**EXERCISE DETAILS**.
State the number of lines in these records that include the word "heading", and add nothing to it.

[Collection entries]
* begin *
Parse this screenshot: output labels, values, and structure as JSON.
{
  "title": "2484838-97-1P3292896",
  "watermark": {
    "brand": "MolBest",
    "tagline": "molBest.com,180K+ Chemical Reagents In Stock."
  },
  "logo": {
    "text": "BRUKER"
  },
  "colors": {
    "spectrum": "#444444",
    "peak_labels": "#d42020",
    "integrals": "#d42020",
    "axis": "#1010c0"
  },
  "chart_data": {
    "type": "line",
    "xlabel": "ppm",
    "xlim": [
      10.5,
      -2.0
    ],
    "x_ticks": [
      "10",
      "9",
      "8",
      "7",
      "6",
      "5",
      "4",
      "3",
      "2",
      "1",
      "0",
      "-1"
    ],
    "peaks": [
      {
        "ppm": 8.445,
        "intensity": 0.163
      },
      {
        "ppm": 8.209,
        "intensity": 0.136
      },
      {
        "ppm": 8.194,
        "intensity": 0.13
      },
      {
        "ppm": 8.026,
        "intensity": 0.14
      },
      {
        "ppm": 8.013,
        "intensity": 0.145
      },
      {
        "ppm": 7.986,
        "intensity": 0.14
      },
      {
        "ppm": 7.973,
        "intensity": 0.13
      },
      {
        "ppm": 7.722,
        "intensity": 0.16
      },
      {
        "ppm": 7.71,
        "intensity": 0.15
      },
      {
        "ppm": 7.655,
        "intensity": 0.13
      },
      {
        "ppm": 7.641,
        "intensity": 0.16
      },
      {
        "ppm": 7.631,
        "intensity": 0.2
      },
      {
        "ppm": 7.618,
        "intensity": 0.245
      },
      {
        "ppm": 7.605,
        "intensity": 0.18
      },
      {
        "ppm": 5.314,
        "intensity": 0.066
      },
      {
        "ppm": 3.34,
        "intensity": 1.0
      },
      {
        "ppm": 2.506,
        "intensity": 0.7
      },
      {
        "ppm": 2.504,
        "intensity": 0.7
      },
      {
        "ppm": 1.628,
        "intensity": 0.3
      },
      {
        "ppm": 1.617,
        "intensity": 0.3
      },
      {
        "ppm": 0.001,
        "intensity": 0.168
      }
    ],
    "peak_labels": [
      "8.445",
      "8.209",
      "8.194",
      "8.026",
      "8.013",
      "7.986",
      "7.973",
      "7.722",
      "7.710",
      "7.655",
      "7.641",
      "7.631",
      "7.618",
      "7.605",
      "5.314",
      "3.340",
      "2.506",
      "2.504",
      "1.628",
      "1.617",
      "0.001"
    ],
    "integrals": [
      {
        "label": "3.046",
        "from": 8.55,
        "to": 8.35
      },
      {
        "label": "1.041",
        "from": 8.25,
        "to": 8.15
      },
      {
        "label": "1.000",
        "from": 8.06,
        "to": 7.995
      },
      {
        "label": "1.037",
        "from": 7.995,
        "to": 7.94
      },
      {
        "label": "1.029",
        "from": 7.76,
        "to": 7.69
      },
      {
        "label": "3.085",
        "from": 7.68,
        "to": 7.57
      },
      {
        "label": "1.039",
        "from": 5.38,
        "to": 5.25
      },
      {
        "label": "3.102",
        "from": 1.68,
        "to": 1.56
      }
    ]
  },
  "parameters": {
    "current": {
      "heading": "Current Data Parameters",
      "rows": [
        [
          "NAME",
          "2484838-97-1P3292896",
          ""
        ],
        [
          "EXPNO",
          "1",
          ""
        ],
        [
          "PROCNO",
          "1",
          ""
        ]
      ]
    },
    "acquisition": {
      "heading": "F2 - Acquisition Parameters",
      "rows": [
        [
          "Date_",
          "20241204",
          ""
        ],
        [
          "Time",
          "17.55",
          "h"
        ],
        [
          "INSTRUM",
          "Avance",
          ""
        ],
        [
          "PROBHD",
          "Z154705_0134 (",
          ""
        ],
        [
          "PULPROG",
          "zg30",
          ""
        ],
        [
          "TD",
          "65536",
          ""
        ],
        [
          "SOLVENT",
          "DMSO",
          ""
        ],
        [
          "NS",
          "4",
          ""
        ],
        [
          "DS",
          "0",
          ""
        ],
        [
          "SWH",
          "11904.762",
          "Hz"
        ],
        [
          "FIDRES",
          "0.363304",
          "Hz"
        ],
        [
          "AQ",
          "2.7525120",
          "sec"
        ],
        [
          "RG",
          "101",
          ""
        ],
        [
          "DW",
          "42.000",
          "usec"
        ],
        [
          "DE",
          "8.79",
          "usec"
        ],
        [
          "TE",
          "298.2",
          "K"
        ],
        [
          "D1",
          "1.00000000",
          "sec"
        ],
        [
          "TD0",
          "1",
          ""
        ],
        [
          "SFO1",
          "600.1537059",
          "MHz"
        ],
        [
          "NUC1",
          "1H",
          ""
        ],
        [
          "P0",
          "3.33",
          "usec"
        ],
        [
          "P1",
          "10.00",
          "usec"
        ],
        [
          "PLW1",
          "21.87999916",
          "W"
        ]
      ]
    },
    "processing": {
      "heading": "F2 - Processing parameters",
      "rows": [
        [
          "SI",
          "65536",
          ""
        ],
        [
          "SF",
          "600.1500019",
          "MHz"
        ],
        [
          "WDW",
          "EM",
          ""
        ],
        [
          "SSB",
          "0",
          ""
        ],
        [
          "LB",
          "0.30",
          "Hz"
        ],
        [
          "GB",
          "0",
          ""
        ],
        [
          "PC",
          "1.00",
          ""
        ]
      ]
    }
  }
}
* end *
**WRITTEN SOLUTION**.
3